== PAGE TEXT ==

Everybody coming with me still? Good.

In Parkinson's disease, because of the death of neurons in the SNc, there is a loss of dopaminergic input to the striatum. This explains the clinical presentation of Parkinson's patients. Parkinson's patients have a lot of trouble with motion because they have trouble initiating motions. Here is a diagram that I give to my class that illustrates what happens to the pathways we just talked about:

i-2cd0df2c2b00ed0e597c0f0261397817-parkinsons.jpg

Current Treatments for Parkinson's and Their Side Effects (And You)

If we wanted to remedy the Parkinson's symptomatology, how would we go about it? Well one way is to add dopamine back into the system. This is what Parkinson's drugs do. The most common is called L-dopa -- which is a precursor of dopamine. L-dopa is changed into dopamine in the brain, allowing for an alleviation of the symptoms. However, as the more and more neurons in the SNc die, more and more L-dopa is often required. This can have some very unpleasant side effects such as what is called L-dopa induced dyskinesia (LID). LID is what happens when you overshoot the amount of dopamine you need to initiate motion, and start initiating way to many.

Do you remember the ad with Michael J. Fox during the election where he was having trouble sitting still (the one that Rush Limbaugh revealed yet again that he is a horse's ass by criticizing Fox)? Here is the ad on YouTube:

In this ad, Michael J. Fox is showing symptoms of LID -- difficulty in controlling motion.

===
== GIVEN RECORDS ==

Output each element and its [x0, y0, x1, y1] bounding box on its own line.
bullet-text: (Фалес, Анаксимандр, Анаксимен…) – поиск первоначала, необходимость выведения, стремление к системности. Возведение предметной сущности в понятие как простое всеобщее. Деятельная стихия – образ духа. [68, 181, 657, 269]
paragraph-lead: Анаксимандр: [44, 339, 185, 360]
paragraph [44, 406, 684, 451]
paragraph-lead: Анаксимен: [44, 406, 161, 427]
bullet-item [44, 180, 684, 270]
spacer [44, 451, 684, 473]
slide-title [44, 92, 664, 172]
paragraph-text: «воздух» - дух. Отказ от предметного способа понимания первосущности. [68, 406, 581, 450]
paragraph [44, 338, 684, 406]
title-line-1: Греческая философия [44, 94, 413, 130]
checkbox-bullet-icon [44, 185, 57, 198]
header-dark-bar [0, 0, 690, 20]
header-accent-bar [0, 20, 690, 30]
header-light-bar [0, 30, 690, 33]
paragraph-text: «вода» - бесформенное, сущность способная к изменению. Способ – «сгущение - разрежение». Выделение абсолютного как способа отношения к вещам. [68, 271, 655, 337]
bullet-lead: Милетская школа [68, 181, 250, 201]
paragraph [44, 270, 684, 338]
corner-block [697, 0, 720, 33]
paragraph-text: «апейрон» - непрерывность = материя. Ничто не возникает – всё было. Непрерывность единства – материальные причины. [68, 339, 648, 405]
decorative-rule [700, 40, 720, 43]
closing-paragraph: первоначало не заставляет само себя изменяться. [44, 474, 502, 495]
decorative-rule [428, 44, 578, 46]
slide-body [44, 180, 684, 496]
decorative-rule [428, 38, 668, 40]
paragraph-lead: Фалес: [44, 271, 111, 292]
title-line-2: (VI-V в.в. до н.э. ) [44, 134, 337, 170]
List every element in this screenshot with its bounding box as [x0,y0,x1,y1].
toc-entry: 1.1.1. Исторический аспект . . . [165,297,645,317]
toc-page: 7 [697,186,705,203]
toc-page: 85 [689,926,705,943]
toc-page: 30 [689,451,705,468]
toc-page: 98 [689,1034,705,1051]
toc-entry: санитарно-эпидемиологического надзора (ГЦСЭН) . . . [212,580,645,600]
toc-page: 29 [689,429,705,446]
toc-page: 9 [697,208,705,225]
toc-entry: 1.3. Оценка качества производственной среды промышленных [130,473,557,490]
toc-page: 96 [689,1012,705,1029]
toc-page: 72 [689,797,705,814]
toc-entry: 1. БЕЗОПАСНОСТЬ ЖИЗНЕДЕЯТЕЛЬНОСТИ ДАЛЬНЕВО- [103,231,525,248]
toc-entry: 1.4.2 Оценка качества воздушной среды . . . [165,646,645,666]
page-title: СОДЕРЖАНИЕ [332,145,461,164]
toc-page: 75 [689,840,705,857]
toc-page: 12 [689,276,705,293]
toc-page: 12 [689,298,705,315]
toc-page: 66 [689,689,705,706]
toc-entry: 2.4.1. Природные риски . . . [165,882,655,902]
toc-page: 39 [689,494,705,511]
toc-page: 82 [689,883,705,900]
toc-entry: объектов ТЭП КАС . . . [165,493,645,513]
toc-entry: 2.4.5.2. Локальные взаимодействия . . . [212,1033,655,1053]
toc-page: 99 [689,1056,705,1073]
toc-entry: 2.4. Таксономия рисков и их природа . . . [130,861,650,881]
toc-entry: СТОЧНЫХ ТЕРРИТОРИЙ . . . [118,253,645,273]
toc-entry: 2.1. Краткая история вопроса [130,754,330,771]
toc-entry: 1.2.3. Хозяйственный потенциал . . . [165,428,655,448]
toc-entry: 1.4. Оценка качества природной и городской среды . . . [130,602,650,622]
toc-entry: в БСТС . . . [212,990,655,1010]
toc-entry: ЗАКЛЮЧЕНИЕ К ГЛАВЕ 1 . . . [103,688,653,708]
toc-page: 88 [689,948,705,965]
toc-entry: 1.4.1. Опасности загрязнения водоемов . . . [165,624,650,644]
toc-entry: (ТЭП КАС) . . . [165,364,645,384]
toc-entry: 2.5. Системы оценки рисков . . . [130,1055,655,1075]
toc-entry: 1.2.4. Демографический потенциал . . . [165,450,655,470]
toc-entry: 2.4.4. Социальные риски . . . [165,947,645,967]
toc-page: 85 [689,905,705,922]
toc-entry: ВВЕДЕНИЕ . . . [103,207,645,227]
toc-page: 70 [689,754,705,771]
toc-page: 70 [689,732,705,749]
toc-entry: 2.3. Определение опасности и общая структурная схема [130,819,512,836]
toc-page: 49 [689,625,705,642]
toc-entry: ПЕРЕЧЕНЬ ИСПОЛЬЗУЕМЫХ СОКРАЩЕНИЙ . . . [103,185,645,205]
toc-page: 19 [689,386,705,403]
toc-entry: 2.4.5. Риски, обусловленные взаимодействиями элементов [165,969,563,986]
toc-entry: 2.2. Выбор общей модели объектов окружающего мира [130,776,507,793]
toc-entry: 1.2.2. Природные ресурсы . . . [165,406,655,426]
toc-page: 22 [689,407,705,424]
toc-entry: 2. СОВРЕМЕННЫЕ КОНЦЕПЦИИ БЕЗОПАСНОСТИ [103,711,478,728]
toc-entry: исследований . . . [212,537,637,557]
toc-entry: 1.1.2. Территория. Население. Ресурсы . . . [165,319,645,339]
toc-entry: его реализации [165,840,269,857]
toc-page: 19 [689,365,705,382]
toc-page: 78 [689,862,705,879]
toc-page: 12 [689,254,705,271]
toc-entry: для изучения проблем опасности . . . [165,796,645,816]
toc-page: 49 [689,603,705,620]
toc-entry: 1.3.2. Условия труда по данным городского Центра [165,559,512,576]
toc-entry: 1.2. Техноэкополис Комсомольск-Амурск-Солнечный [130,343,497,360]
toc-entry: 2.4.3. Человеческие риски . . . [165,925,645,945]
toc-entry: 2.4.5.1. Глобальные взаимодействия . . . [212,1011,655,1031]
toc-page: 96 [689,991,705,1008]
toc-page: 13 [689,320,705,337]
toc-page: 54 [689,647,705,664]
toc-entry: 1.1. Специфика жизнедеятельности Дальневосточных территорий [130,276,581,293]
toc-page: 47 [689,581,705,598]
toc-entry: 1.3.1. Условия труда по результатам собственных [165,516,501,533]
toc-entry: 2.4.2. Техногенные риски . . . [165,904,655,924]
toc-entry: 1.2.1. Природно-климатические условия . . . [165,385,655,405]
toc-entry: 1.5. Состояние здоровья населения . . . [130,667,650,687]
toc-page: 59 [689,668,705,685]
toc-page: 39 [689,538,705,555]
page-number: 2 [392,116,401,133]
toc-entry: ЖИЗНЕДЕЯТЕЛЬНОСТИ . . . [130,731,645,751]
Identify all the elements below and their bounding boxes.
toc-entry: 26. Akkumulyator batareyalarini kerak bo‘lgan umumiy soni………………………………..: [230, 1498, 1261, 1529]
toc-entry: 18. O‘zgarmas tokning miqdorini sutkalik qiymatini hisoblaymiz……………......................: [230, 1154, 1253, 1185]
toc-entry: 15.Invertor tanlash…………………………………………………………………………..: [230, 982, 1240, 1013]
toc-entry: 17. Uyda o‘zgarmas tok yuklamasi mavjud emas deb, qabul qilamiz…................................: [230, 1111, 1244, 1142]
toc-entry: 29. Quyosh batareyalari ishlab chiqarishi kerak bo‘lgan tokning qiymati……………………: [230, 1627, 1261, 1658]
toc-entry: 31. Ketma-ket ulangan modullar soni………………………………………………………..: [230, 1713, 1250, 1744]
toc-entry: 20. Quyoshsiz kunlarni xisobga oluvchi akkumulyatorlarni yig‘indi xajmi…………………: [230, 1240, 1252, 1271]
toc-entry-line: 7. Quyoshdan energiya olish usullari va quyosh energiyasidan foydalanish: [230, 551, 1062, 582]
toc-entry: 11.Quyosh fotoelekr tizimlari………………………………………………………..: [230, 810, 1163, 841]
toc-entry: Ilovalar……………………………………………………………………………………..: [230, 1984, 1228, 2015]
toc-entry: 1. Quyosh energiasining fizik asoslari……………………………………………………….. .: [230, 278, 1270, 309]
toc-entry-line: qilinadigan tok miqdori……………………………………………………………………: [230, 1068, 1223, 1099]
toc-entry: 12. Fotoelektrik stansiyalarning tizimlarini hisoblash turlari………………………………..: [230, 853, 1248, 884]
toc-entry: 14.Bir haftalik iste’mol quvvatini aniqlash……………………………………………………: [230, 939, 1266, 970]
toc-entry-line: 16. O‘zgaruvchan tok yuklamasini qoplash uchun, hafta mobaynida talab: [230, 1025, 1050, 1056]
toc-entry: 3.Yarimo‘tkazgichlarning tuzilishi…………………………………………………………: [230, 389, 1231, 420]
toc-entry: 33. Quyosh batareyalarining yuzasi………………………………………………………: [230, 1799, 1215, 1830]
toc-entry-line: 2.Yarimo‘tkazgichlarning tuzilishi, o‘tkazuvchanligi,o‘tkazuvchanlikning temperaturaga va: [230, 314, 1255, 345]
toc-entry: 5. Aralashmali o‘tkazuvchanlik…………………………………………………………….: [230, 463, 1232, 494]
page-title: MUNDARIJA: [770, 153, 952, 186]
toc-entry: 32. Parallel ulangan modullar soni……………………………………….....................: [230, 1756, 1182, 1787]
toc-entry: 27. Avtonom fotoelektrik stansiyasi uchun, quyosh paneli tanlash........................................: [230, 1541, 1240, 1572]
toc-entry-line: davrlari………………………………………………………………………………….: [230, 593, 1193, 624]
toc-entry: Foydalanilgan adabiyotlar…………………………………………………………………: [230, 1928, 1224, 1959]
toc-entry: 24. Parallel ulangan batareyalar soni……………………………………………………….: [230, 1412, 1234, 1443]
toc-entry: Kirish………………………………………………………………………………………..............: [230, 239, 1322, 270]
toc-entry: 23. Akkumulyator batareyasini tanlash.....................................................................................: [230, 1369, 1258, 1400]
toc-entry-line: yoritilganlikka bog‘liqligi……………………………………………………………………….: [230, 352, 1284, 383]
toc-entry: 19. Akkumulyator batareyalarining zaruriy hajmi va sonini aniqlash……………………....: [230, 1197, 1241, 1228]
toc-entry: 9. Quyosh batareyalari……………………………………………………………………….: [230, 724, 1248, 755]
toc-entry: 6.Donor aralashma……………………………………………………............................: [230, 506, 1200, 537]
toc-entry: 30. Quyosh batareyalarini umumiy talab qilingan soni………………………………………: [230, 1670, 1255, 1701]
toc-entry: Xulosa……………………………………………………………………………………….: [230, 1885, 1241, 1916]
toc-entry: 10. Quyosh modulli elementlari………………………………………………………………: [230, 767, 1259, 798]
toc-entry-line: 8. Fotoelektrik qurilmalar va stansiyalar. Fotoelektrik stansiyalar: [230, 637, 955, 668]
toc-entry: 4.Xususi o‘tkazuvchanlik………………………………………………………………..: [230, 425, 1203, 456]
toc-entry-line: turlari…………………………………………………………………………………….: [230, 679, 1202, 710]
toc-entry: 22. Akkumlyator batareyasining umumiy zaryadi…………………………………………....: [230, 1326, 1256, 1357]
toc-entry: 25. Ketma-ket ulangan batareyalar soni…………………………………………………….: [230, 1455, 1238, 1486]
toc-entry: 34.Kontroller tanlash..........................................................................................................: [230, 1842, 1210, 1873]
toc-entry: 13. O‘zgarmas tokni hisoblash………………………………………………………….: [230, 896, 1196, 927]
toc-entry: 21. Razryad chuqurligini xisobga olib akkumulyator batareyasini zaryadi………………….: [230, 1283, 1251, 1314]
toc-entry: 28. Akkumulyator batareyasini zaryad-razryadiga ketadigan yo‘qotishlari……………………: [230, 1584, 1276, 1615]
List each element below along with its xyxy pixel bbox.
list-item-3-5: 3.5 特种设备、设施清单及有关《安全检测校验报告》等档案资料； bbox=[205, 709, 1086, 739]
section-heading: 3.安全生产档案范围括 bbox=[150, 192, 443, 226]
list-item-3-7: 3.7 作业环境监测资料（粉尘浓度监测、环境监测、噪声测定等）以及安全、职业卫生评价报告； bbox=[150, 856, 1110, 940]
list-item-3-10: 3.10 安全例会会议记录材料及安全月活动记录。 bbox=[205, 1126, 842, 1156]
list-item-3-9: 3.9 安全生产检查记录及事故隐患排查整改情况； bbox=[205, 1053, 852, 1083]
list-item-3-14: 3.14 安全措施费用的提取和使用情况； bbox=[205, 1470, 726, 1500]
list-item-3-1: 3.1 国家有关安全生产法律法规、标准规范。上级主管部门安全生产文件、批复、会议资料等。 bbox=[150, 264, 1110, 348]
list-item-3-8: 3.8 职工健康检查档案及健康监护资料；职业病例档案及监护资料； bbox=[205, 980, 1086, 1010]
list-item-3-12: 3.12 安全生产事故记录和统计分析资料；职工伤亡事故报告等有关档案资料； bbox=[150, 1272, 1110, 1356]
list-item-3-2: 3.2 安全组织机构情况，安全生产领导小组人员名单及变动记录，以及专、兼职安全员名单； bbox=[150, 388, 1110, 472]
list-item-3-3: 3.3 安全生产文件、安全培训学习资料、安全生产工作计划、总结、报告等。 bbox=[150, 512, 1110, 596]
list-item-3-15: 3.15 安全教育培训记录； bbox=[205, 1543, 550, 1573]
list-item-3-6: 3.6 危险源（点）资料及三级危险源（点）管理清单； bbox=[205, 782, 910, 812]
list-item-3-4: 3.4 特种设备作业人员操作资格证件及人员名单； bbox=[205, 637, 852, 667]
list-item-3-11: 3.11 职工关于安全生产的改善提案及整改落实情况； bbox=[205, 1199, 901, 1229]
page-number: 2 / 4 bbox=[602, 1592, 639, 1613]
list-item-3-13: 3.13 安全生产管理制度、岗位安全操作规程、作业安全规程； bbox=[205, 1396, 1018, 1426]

===

EXERCISE TASKS →
[A] Rewrite the paragraph of the Parkinson's passage that begins "If we wanted to remedy the Parkinson's symptomatology" as a short bulleted list that keeps its main facts.
[B] Answer these questions from the Parkinson's passage, one line each, marking your answers (i), (ii), (iii):
(i) What input to the striatum is lost in Parkinson's disease?
(ii) What is L-dopa a precursor of?
(iii) What symptoms does Michael J. Fox show in the ad?
[C] Using the Parkinson's passage, explain in one to three sentences why patients often need more and more L-dopa.

ANSWERS FOR EACH ITEM →
[A]
- One way to remedy Parkinson's symptoms is to add dopamine back into the system, which is what Parkinson's drugs do.
- The most common drug, L-dopa, is a precursor of dopamine and is changed into dopamine in the brain, easing symptoms.
- As more neurons in the SNc die, more L-dopa is often required.
- Higher doses can cause L-dopa induced dyskinesia (LID), which happens when the dopamine overshoots what is needed to initiate motion and too many motions are initiated.

[B]
(i) Dopaminergic input.
(ii) Dopamine.
(iii) Symptoms of LID, meaning difficulty in controlling motion.

[C] Patients need more L-dopa because neurons in the SNc keep dying as the disease goes on. L-dopa adds dopamine back into the system, and as more of these neurons are lost, larger amounts are often required.